_RECORDS FOR THE EXERCISE:_
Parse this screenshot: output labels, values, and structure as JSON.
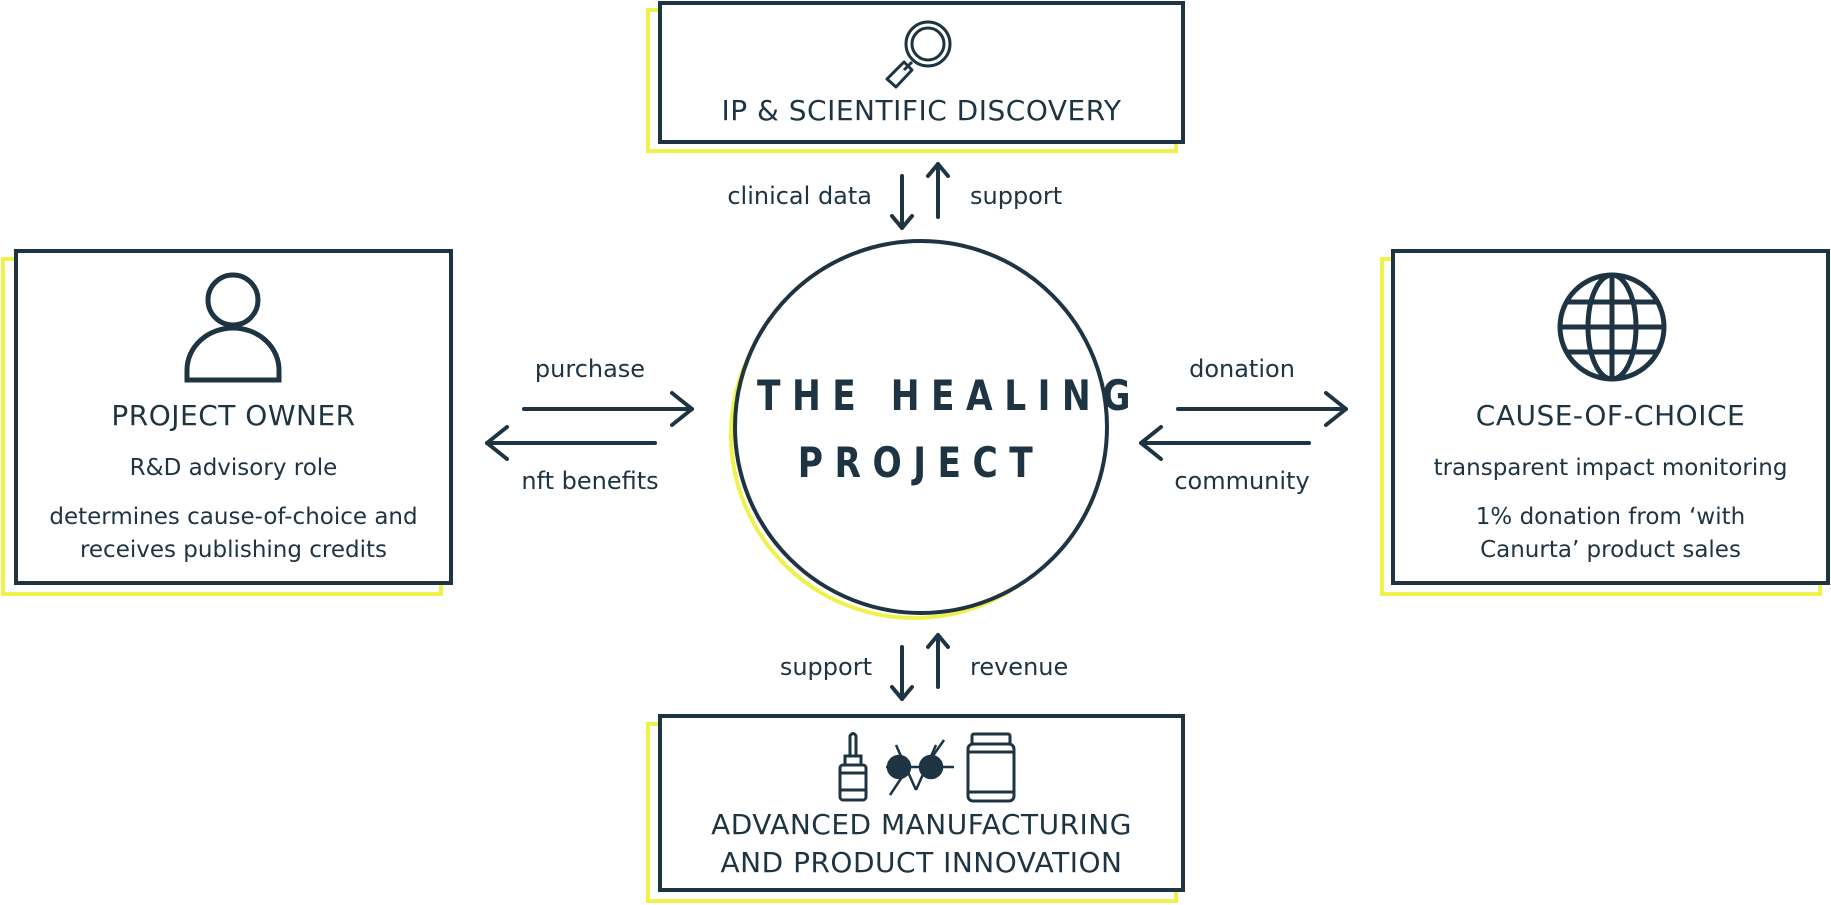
{
  "center": {
    "title_line1": "THE HEALING",
    "title_line2": "PROJECT"
  },
  "boxes": {
    "top": {
      "title": "IP & SCIENTIFIC DISCOVERY",
      "icon": "magnifying-glass-icon"
    },
    "left": {
      "title": "PROJECT OWNER",
      "line1": "R&D advisory role",
      "line2": "determines cause-of-choice and",
      "line3": "receives publishing credits",
      "icon": "person-icon"
    },
    "right": {
      "title": "CAUSE-OF-CHOICE",
      "line1": "transparent impact monitoring",
      "line2": "1% donation from ‘with",
      "line3": "Canurta’ product sales",
      "icon": "globe-icon"
    },
    "bottom": {
      "title_line1": "ADVANCED MANUFACTURING",
      "title_line2": "AND PRODUCT INNOVATION",
      "icons": [
        "dropper-bottle-icon",
        "molecule-icon",
        "jar-icon"
      ]
    }
  },
  "arrows": {
    "top_down_label": "clinical data",
    "top_up_label": "support",
    "left_right_label": "purchase",
    "left_left_label": "nft benefits",
    "right_right_label": "donation",
    "right_left_label": "community",
    "bottom_down_label": "support",
    "bottom_up_label": "revenue"
  },
  "colors": {
    "ink": "#1e3442",
    "accent": "#eef24a",
    "background": "#ffffff"
  }
}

_GIVEN PROBLEM:_ Go through the records and show every line with the string "donation" in it.

_TASK OUTPUT:_
      "line2": "1% donation from ‘with",
    "right_right_label": "donation",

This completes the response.